── MATERIAL FOR THIS TASK
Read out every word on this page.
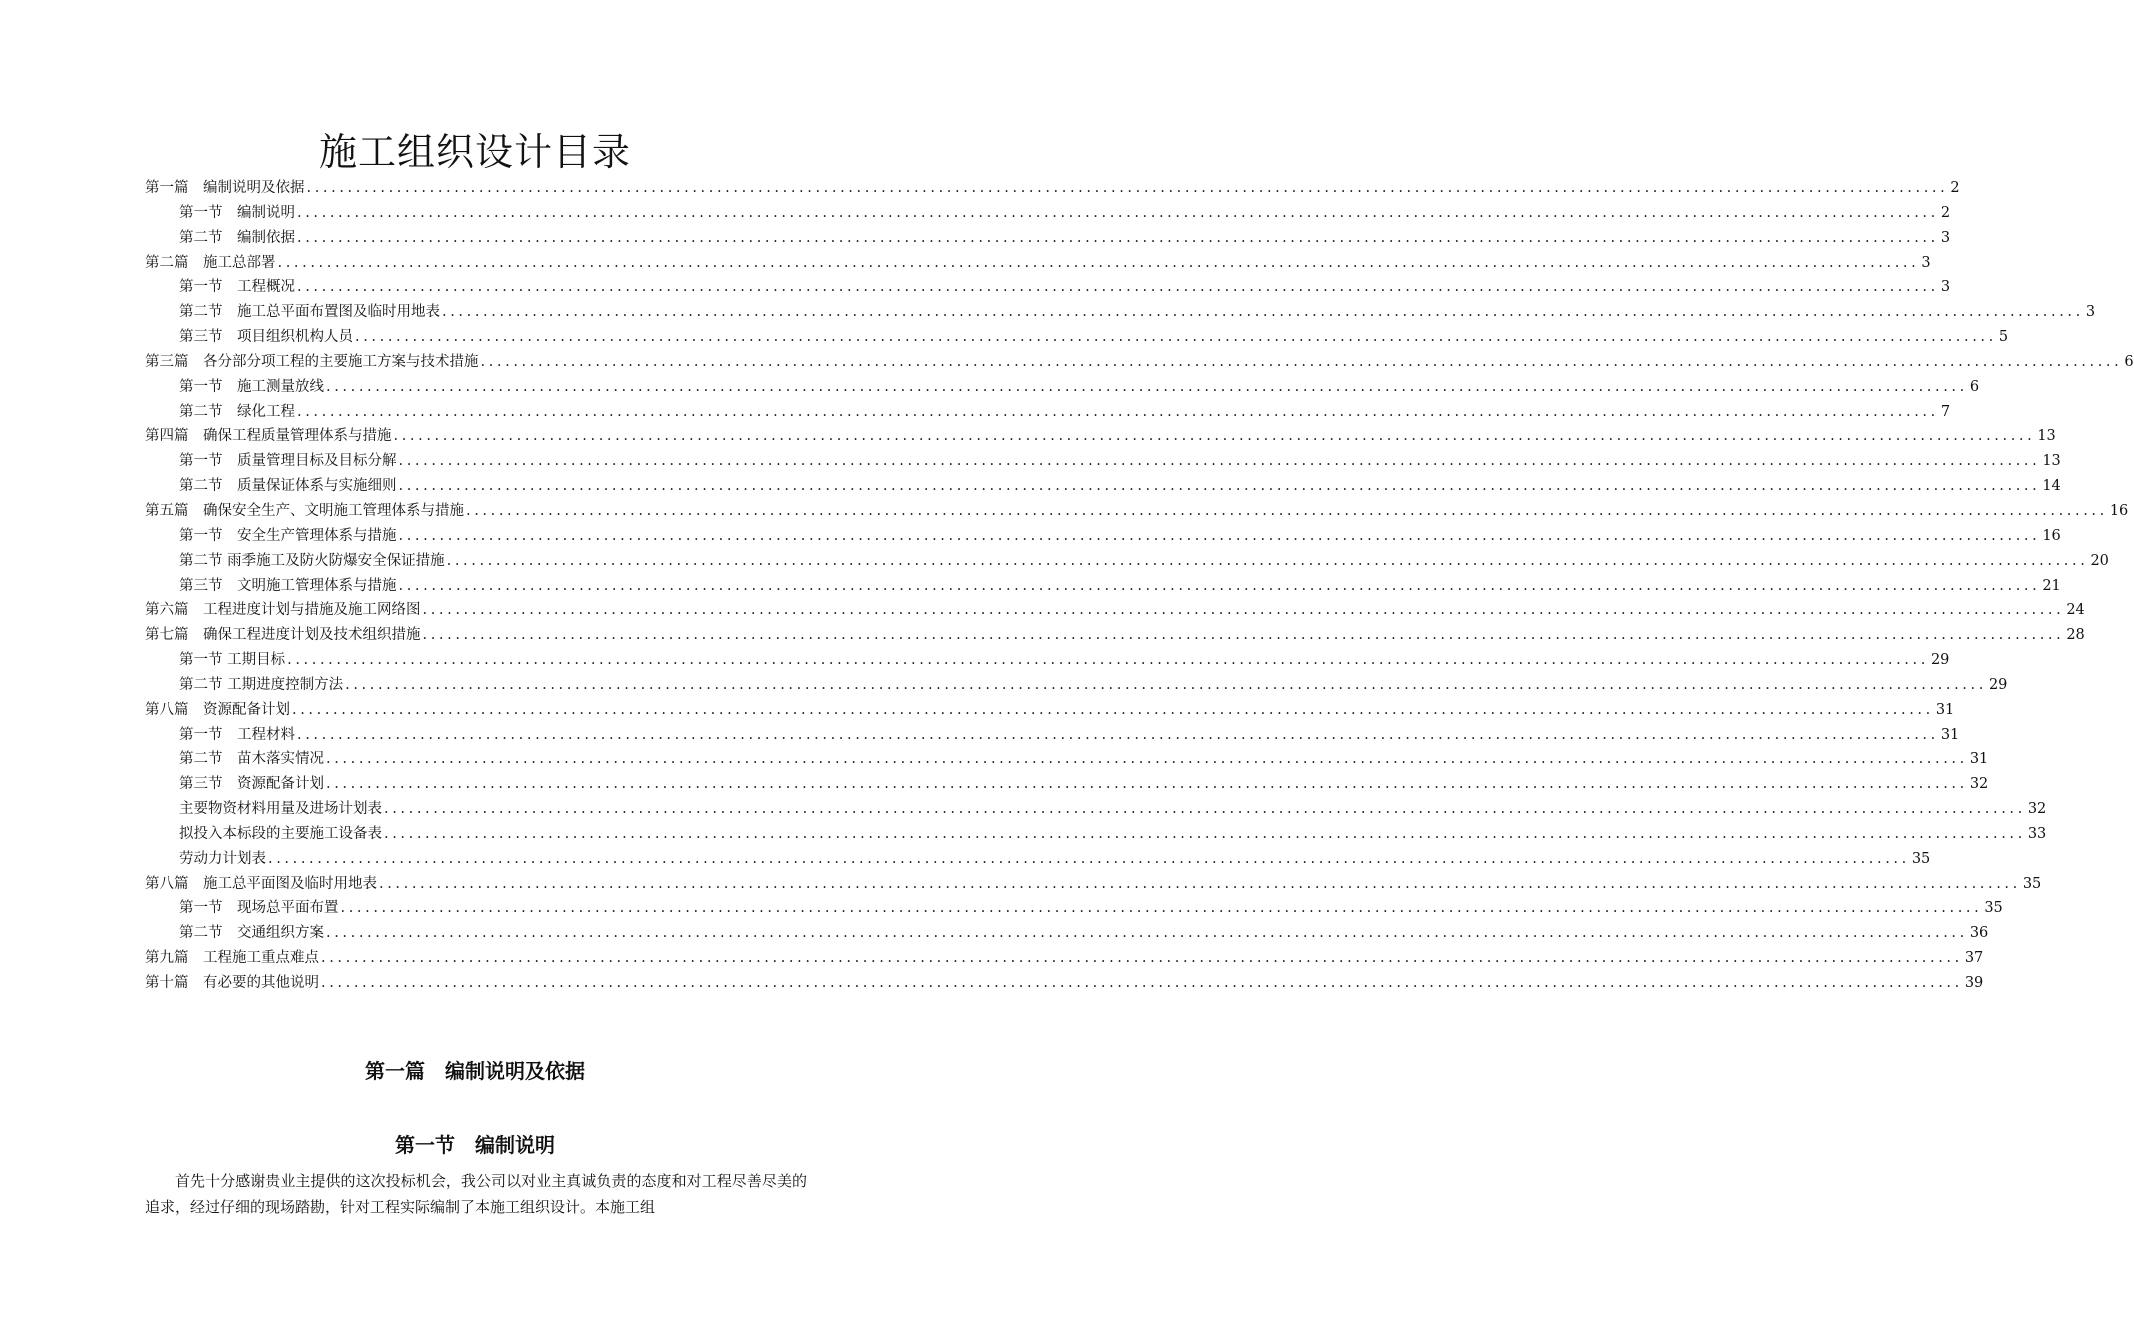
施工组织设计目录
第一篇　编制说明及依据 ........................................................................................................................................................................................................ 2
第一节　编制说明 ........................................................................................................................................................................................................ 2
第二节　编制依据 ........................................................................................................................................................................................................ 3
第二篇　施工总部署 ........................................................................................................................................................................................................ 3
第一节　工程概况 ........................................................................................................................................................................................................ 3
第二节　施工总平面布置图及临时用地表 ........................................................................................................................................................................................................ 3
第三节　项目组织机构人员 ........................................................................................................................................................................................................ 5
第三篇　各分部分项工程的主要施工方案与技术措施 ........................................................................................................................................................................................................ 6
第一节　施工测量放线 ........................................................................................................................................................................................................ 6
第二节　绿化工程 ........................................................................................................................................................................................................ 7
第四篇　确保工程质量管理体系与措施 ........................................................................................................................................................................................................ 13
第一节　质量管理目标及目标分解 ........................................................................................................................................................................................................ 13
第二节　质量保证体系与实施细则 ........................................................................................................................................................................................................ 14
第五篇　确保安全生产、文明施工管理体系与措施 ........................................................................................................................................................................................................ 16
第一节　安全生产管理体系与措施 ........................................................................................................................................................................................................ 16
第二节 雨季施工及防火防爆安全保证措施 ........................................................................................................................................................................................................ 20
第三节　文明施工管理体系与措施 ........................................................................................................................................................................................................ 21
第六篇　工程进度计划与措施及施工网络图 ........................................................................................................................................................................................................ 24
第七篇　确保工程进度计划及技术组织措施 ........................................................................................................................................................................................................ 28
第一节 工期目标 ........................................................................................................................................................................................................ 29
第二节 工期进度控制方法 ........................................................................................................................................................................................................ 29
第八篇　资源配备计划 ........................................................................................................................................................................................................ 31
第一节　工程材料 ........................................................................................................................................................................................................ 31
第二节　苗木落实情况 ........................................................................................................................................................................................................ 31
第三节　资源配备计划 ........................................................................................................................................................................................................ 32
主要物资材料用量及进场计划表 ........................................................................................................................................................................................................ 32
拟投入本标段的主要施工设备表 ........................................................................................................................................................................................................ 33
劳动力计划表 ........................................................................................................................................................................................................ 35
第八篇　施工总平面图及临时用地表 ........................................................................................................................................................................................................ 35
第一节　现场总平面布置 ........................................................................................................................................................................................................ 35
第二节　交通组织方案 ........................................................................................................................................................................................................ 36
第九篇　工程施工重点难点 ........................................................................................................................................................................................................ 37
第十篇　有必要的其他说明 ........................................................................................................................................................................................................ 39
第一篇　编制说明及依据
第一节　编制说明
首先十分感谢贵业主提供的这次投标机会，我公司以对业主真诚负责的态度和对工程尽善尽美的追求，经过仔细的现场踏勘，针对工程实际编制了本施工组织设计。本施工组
────
■ AIM OF THE TASK:
The records above are to be quoted exactly, with all pictures left out.

■ WRITTEN SOLUTION:
Read out every word on this page.
施工组织设计目录
第一篇　编制说明及依据 ........................................................................................................................................................................................................ 2
第一节　编制说明 ........................................................................................................................................................................................................ 2
第二节　编制依据 ........................................................................................................................................................................................................ 3
第二篇　施工总部署 ........................................................................................................................................................................................................ 3
第一节　工程概况 ........................................................................................................................................................................................................ 3
第二节　施工总平面布置图及临时用地表 ........................................................................................................................................................................................................ 3
第三节　项目组织机构人员 ........................................................................................................................................................................................................ 5
第三篇　各分部分项工程的主要施工方案与技术措施 ........................................................................................................................................................................................................ 6
第一节　施工测量放线 ........................................................................................................................................................................................................ 6
第二节　绿化工程 ........................................................................................................................................................................................................ 7
第四篇　确保工程质量管理体系与措施 ........................................................................................................................................................................................................ 13
第一节　质量管理目标及目标分解 ........................................................................................................................................................................................................ 13
第二节　质量保证体系与实施细则 ........................................................................................................................................................................................................ 14
第五篇　确保安全生产、文明施工管理体系与措施 ........................................................................................................................................................................................................ 16
第一节　安全生产管理体系与措施 ........................................................................................................................................................................................................ 16
第二节 雨季施工及防火防爆安全保证措施 ........................................................................................................................................................................................................ 20
第三节　文明施工管理体系与措施 ........................................................................................................................................................................................................ 21
第六篇　工程进度计划与措施及施工网络图 ........................................................................................................................................................................................................ 24
第七篇　确保工程进度计划及技术组织措施 ........................................................................................................................................................................................................ 28
第一节 工期目标 ........................................................................................................................................................................................................ 29
第二节 工期进度控制方法 ........................................................................................................................................................................................................ 29
第八篇　资源配备计划 ........................................................................................................................................................................................................ 31
第一节　工程材料 ........................................................................................................................................................................................................ 31
第二节　苗木落实情况 ........................................................................................................................................................................................................ 31
第三节　资源配备计划 ........................................................................................................................................................................................................ 32
主要物资材料用量及进场计划表 ........................................................................................................................................................................................................ 32
拟投入本标段的主要施工设备表 ........................................................................................................................................................................................................ 33
劳动力计划表 ........................................................................................................................................................................................................ 35
第八篇　施工总平面图及临时用地表 ........................................................................................................................................................................................................ 35
第一节　现场总平面布置 ........................................................................................................................................................................................................ 35
第二节　交通组织方案 ........................................................................................................................................................................................................ 36
第九篇　工程施工重点难点 ........................................................................................................................................................................................................ 37
第十篇　有必要的其他说明 ........................................................................................................................................................................................................ 39
第一篇　编制说明及依据
第一节　编制说明
首先十分感谢贵业主提供的这次投标机会，我公司以对业主真诚负责的态度和对工程尽善尽美的追求，经过仔细的现场踏勘，针对工程实际编制了本施工组织设计。本施工组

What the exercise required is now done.